# Exercise brief
Every entry must be copied word for word.

# Data listing
######
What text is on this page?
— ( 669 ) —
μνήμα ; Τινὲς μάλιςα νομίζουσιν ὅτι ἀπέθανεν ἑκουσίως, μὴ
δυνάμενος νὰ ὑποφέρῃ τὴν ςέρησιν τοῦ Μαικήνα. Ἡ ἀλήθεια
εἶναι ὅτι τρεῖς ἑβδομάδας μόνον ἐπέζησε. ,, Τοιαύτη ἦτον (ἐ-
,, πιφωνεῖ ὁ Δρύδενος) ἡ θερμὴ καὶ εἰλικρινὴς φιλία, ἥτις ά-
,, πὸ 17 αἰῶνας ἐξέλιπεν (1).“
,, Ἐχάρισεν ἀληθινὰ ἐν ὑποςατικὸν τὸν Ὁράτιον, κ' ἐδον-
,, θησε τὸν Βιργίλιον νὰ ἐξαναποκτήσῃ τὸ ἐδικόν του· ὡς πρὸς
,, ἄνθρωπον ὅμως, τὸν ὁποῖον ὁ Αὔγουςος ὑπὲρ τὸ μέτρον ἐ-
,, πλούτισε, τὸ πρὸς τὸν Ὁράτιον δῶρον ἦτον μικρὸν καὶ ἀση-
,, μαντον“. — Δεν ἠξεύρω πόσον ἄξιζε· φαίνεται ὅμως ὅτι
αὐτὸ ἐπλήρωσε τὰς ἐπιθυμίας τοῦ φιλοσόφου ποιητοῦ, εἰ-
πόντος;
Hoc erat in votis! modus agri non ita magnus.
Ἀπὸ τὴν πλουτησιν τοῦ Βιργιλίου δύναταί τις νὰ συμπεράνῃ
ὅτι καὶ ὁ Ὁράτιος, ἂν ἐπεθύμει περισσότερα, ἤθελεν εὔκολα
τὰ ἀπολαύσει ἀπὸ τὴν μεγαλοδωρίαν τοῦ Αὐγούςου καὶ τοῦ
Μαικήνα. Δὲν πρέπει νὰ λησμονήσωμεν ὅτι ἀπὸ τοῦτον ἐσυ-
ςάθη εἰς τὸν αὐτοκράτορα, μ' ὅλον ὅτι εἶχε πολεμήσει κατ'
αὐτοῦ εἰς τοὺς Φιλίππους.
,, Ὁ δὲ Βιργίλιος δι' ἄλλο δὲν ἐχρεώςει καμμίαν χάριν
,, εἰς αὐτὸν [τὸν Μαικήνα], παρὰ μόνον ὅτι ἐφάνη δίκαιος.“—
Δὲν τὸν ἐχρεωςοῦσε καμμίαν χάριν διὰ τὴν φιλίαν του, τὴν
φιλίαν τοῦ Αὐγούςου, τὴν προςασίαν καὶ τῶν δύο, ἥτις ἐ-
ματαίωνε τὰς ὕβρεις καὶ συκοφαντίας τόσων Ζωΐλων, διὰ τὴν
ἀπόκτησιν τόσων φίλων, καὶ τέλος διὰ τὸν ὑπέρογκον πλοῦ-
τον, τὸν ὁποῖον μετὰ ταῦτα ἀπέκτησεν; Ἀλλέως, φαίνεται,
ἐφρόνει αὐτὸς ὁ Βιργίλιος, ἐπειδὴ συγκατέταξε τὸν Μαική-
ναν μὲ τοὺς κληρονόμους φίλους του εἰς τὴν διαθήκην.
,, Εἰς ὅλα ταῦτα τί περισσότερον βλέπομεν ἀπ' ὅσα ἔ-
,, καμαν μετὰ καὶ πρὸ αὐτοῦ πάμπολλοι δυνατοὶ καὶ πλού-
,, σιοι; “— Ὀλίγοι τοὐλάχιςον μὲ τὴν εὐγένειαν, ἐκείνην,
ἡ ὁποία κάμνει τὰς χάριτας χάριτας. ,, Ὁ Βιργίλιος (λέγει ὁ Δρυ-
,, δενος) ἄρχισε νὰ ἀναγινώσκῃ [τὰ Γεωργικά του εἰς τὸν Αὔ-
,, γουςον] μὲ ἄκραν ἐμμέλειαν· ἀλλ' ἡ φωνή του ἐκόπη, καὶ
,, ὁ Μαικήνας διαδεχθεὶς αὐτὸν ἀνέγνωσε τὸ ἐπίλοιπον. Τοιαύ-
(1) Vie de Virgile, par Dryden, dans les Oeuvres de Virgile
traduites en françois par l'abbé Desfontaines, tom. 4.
######
# Result of the task
What text is on this page?
— ( 669 ) —
μνήμα ; Τινὲς μάλιςα νομίζουσιν ὅτι ἀπέθανεν ἑκουσίως, μὴ
δυνάμενος νὰ ὑποφέρῃ τὴν ςέρησιν τοῦ Μαικήνα. Ἡ ἀλήθεια
εἶναι ὅτι τρεῖς ἑβδομάδας μόνον ἐπέζησε. ,, Τοιαύτη ἦτον (ἐ-
,, πιφωνεῖ ὁ Δρύδενος) ἡ θερμὴ καὶ εἰλικρινὴς φιλία, ἥτις ά-
,, πὸ 17 αἰῶνας ἐξέλιπεν (1).“
,, Ἐχάρισεν ἀληθινὰ ἐν ὑποςατικὸν τὸν Ὁράτιον, κ' ἐδον-
,, θησε τὸν Βιργίλιον νὰ ἐξαναποκτήσῃ τὸ ἐδικόν του· ὡς πρὸς
,, ἄνθρωπον ὅμως, τὸν ὁποῖον ὁ Αὔγουςος ὑπὲρ τὸ μέτρον ἐ-
,, πλούτισε, τὸ πρὸς τὸν Ὁράτιον δῶρον ἦτον μικρὸν καὶ ἀση-
,, μαντον“. — Δεν ἠξεύρω πόσον ἄξιζε· φαίνεται ὅμως ὅτι
αὐτὸ ἐπλήρωσε τὰς ἐπιθυμίας τοῦ φιλοσόφου ποιητοῦ, εἰ-
πόντος;
Hoc erat in votis! modus agri non ita magnus.
Ἀπὸ τὴν πλουτησιν τοῦ Βιργιλίου δύναταί τις νὰ συμπεράνῃ
ὅτι καὶ ὁ Ὁράτιος, ἂν ἐπεθύμει περισσότερα, ἤθελεν εὔκολα
τὰ ἀπολαύσει ἀπὸ τὴν μεγαλοδωρίαν τοῦ Αὐγούςου καὶ τοῦ
Μαικήνα. Δὲν πρέπει νὰ λησμονήσωμεν ὅτι ἀπὸ τοῦτον ἐσυ-
ςάθη εἰς τὸν αὐτοκράτορα, μ' ὅλον ὅτι εἶχε πολεμήσει κατ'
αὐτοῦ εἰς τοὺς Φιλίππους.
,, Ὁ δὲ Βιργίλιος δι' ἄλλο δὲν ἐχρεώςει καμμίαν χάριν
,, εἰς αὐτὸν [τὸν Μαικήνα], παρὰ μόνον ὅτι ἐφάνη δίκαιος.“—
Δὲν τὸν ἐχρεωςοῦσε καμμίαν χάριν διὰ τὴν φιλίαν του, τὴν
φιλίαν τοῦ Αὐγούςου, τὴν προςασίαν καὶ τῶν δύο, ἥτις ἐ-
ματαίωνε τὰς ὕβρεις καὶ συκοφαντίας τόσων Ζωΐλων, διὰ τὴν
ἀπόκτησιν τόσων φίλων, καὶ τέλος διὰ τὸν ὑπέρογκον πλοῦ-
τον, τὸν ὁποῖον μετὰ ταῦτα ἀπέκτησεν; Ἀλλέως, φαίνεται,
ἐφρόνει αὐτὸς ὁ Βιργίλιος, ἐπειδὴ συγκατέταξε τὸν Μαική-
ναν μὲ τοὺς κληρονόμους φίλους του εἰς τὴν διαθήκην.
,, Εἰς ὅλα ταῦτα τί περισσότερον βλέπομεν ἀπ' ὅσα ἔ-
,, καμαν μετὰ καὶ πρὸ αὐτοῦ πάμπολλοι δυνατοὶ καὶ πλού-
,, σιοι; “— Ὀλίγοι τοὐλάχιςον μὲ τὴν εὐγένειαν, ἐκείνην,
ἡ ὁποία κάμνει τὰς χάριτας χάριτας. ,, Ὁ Βιργίλιος (λέγει ὁ Δρυ-
,, δενος) ἄρχισε νὰ ἀναγινώσκῃ [τὰ Γεωργικά του εἰς τὸν Αὔ-
,, γουςον] μὲ ἄκραν ἐμμέλειαν· ἀλλ' ἡ φωνή του ἐκόπη, καὶ
,, ὁ Μαικήνας διαδεχθεὶς αὐτὸν ἀνέγνωσε τὸ ἐπίλοιπον. Τοιαύ-
(1) Vie de Virgile, par Dryden, dans les Oeuvres de Virgile
traduites en françois par l'abbé Desfontaines, tom. 4.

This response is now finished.